▶ [Goal] Pick out each line of the records in which the word "this" appears.

Collected data
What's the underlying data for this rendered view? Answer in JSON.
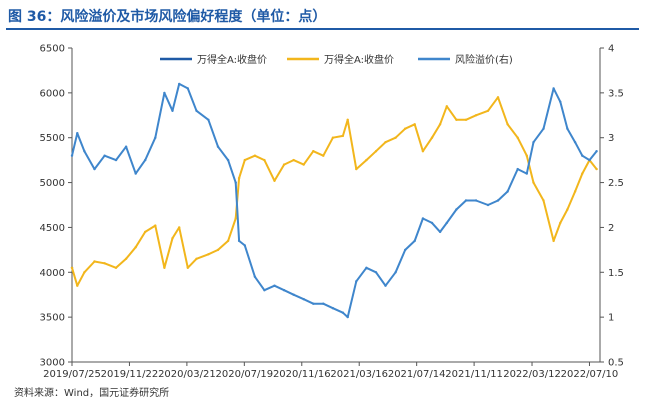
{
  "title": "图 36：风险溢价及市场风险偏好程度（单位：点）",
  "source": "资料来源：Wind，国元证券研究所",
  "chart_data": {
    "type": "line",
    "title": "图 36：风险溢价及市场风险偏好程度（单位：点）",
    "x_tick_labels": [
      "2019/07/25",
      "2019/11/22",
      "2020/03/21",
      "2020/07/19",
      "2020/11/16",
      "2021/03/16",
      "2021/07/14",
      "2021/11/11",
      "2022/03/12",
      "2022/07/10"
    ],
    "x_range": [
      "2019/07/25",
      "2022/08/01"
    ],
    "y_left": {
      "range": [
        3000,
        6500
      ],
      "ticks": [
        3000,
        3500,
        4000,
        4500,
        5000,
        5500,
        6000,
        6500
      ]
    },
    "y_right": {
      "range": [
        0.5,
        4
      ],
      "ticks": [
        0.5,
        1,
        1.5,
        2,
        2.5,
        3,
        3.5,
        4
      ],
      "tick_labels": [
        "0.5",
        "1",
        "1.5",
        "2",
        "2.5",
        "3",
        "3.5",
        "4"
      ]
    },
    "legend": [
      "万得全A:收盘价",
      "万得全A:收盘价",
      "风险溢价(右)"
    ],
    "legend_position": "top",
    "grid": false,
    "series": [
      {
        "name": "万得全A:收盘价",
        "axis": "left",
        "color": "#1f5aa6",
        "x": [
          "2019/07/25"
        ],
        "y": [
          4050
        ]
      },
      {
        "name": "万得全A:收盘价",
        "axis": "left",
        "color": "#f2b61c",
        "x": [
          "2019/07/25",
          "2019/08/05",
          "2019/08/20",
          "2019/09/10",
          "2019/10/01",
          "2019/10/25",
          "2019/11/15",
          "2019/12/05",
          "2019/12/25",
          "2020/01/15",
          "2020/02/03",
          "2020/02/20",
          "2020/03/05",
          "2020/03/23",
          "2020/04/10",
          "2020/05/05",
          "2020/05/25",
          "2020/06/15",
          "2020/07/01",
          "2020/07/08",
          "2020/07/20",
          "2020/08/10",
          "2020/08/30",
          "2020/09/20",
          "2020/10/10",
          "2020/10/30",
          "2020/11/20",
          "2020/12/10",
          "2020/12/31",
          "2021/01/20",
          "2021/02/10",
          "2021/02/20",
          "2021/03/10",
          "2021/03/31",
          "2021/04/20",
          "2021/05/10",
          "2021/05/31",
          "2021/06/20",
          "2021/07/10",
          "2021/07/27",
          "2021/08/15",
          "2021/09/01",
          "2021/09/15",
          "2021/10/05",
          "2021/10/25",
          "2021/11/15",
          "2021/12/10",
          "2021/12/31",
          "2022/01/20",
          "2022/02/10",
          "2022/03/01",
          "2022/03/15",
          "2022/04/05",
          "2022/04/26",
          "2022/05/10",
          "2022/05/25",
          "2022/06/10",
          "2022/06/25",
          "2022/07/10",
          "2022/07/25"
        ],
        "y": [
          4050,
          3850,
          4000,
          4120,
          4100,
          4050,
          4150,
          4280,
          4450,
          4520,
          4050,
          4380,
          4500,
          4050,
          4150,
          4200,
          4250,
          4350,
          4600,
          5050,
          5250,
          5300,
          5250,
          5020,
          5200,
          5250,
          5200,
          5350,
          5300,
          5500,
          5520,
          5700,
          5150,
          5250,
          5350,
          5450,
          5500,
          5600,
          5650,
          5350,
          5500,
          5650,
          5850,
          5700,
          5700,
          5750,
          5800,
          5950,
          5650,
          5500,
          5300,
          5000,
          4800,
          4350,
          4550,
          4700,
          4900,
          5100,
          5250,
          5150
        ]
      },
      {
        "name": "风险溢价(右)",
        "axis": "right",
        "color": "#3f86cc",
        "x": [
          "2019/07/25",
          "2019/08/05",
          "2019/08/20",
          "2019/09/10",
          "2019/10/01",
          "2019/10/25",
          "2019/11/15",
          "2019/12/05",
          "2019/12/25",
          "2020/01/15",
          "2020/02/03",
          "2020/02/20",
          "2020/03/05",
          "2020/03/23",
          "2020/04/10",
          "2020/05/05",
          "2020/05/25",
          "2020/06/15",
          "2020/07/01",
          "2020/07/08",
          "2020/07/20",
          "2020/08/10",
          "2020/08/30",
          "2020/09/20",
          "2020/10/10",
          "2020/10/30",
          "2020/11/20",
          "2020/12/10",
          "2020/12/31",
          "2021/01/20",
          "2021/02/10",
          "2021/02/20",
          "2021/03/10",
          "2021/03/31",
          "2021/04/20",
          "2021/05/10",
          "2021/05/31",
          "2021/06/20",
          "2021/07/10",
          "2021/07/27",
          "2021/08/15",
          "2021/09/01",
          "2021/09/15",
          "2021/10/05",
          "2021/10/25",
          "2021/11/15",
          "2021/12/10",
          "2021/12/31",
          "2022/01/20",
          "2022/02/10",
          "2022/03/01",
          "2022/03/15",
          "2022/04/05",
          "2022/04/26",
          "2022/05/10",
          "2022/05/25",
          "2022/06/10",
          "2022/06/25",
          "2022/07/10",
          "2022/07/25"
        ],
        "y": [
          2.8,
          3.05,
          2.85,
          2.65,
          2.8,
          2.75,
          2.9,
          2.6,
          2.75,
          3.0,
          3.5,
          3.3,
          3.6,
          3.55,
          3.3,
          3.2,
          2.9,
          2.75,
          2.5,
          1.85,
          1.8,
          1.45,
          1.3,
          1.35,
          1.3,
          1.25,
          1.2,
          1.15,
          1.15,
          1.1,
          1.05,
          1.0,
          1.4,
          1.55,
          1.5,
          1.35,
          1.5,
          1.75,
          1.85,
          2.1,
          2.05,
          1.95,
          2.05,
          2.2,
          2.3,
          2.3,
          2.25,
          2.3,
          2.4,
          2.65,
          2.6,
          2.95,
          3.1,
          3.55,
          3.4,
          3.1,
          2.95,
          2.8,
          2.75,
          2.85
        ]
      }
    ]
  }
}
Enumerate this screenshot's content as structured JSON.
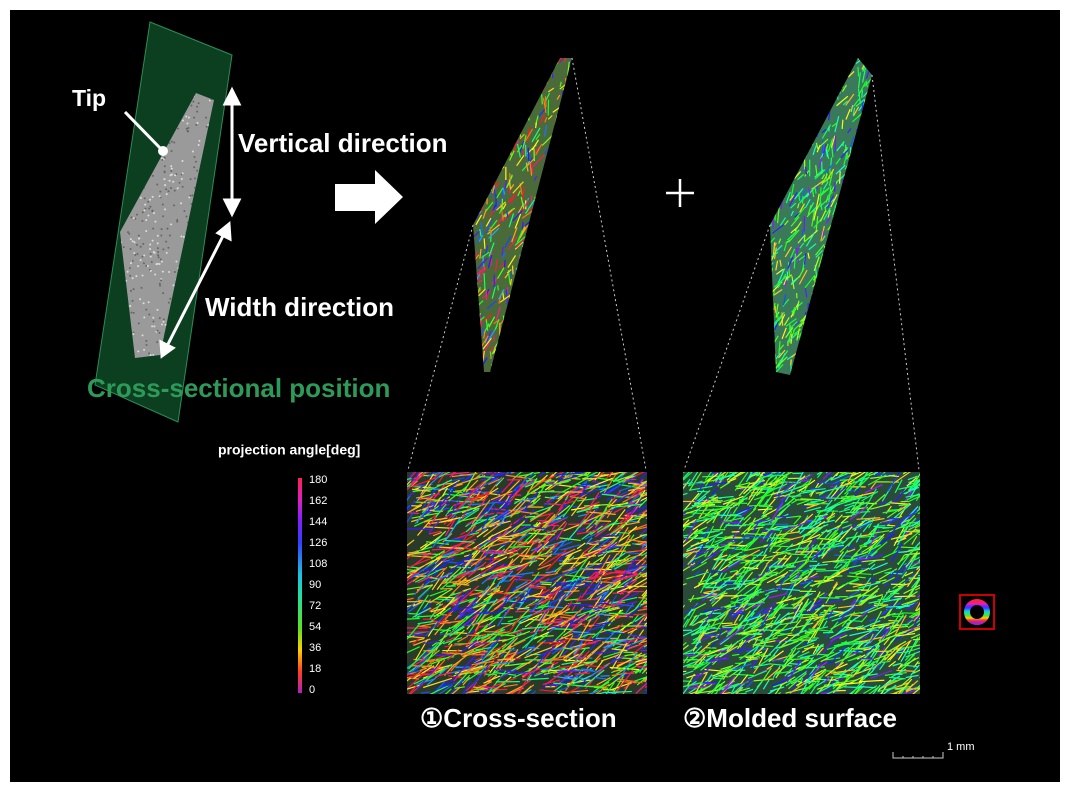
{
  "labels": {
    "tip": "Tip",
    "vertical_direction": "Vertical direction",
    "width_direction": "Width direction",
    "cross_sectional_position": "Cross-sectional position"
  },
  "colorbar": {
    "title": "projection angle[deg]",
    "ticks": [
      180,
      162,
      144,
      126,
      108,
      90,
      72,
      54,
      36,
      18,
      0
    ]
  },
  "panels": [
    {
      "caption": "①Cross-section"
    },
    {
      "caption": "②Molded surface"
    }
  ],
  "scale_bar": {
    "label": "1 mm"
  }
}
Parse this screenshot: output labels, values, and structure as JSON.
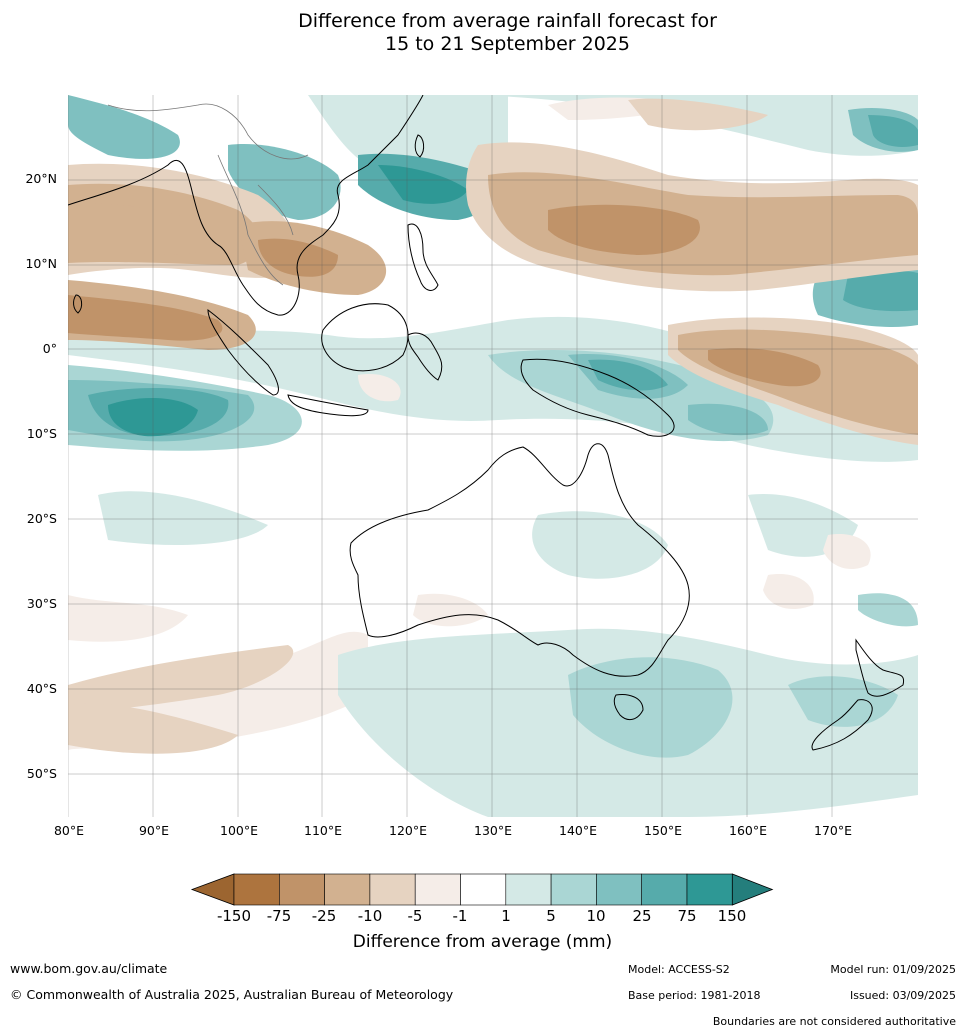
{
  "title": {
    "line1": "Difference from average rainfall forecast for",
    "line2": "15 to 21 September 2025"
  },
  "map": {
    "region": "Indian Ocean, Australia, Maritime Continent and western Pacific",
    "lat_labels": [
      "20°N",
      "10°N",
      "0°",
      "10°S",
      "20°S",
      "30°S",
      "40°S",
      "50°S"
    ],
    "lon_labels": [
      "80°E",
      "90°E",
      "100°E",
      "110°E",
      "120°E",
      "130°E",
      "140°E",
      "150°E",
      "160°E",
      "170°E"
    ]
  },
  "legend": {
    "title": "Difference from average (mm)",
    "ticks": [
      "-150",
      "-75",
      "-25",
      "-10",
      "-5",
      "-1",
      "1",
      "5",
      "10",
      "25",
      "75",
      "150"
    ],
    "colors": [
      "#9c6530",
      "#ad743e",
      "#c09369",
      "#d2b190",
      "#e6d3c1",
      "#f5ede8",
      "#ffffff",
      "#d4e9e6",
      "#aad6d4",
      "#7fc0c0",
      "#56abab",
      "#2e9895",
      "#247e7c"
    ]
  },
  "footer": {
    "url": "www.bom.gov.au/climate",
    "copyright": "© Commonwealth of Australia 2025, Australian Bureau of Meteorology",
    "model": "Model: ACCESS-S2",
    "base_period": "Base period: 1981-2018",
    "model_run": "Model run: 01/09/2025",
    "issued": "Issued: 03/09/2025",
    "disclaimer": "Boundaries are not considered authoritative"
  }
}
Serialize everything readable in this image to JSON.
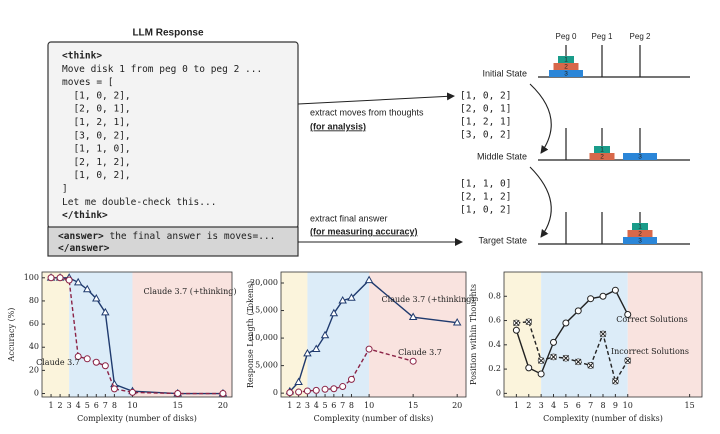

▶ [Reply]
What's the underlying data for this rendered view? Answer in JSON.
Enumerate this screenshot's content as structured JSON.
Parse this screenshot: output labels, values, and structure as JSON.
Serialize everything readable in this image to JSON.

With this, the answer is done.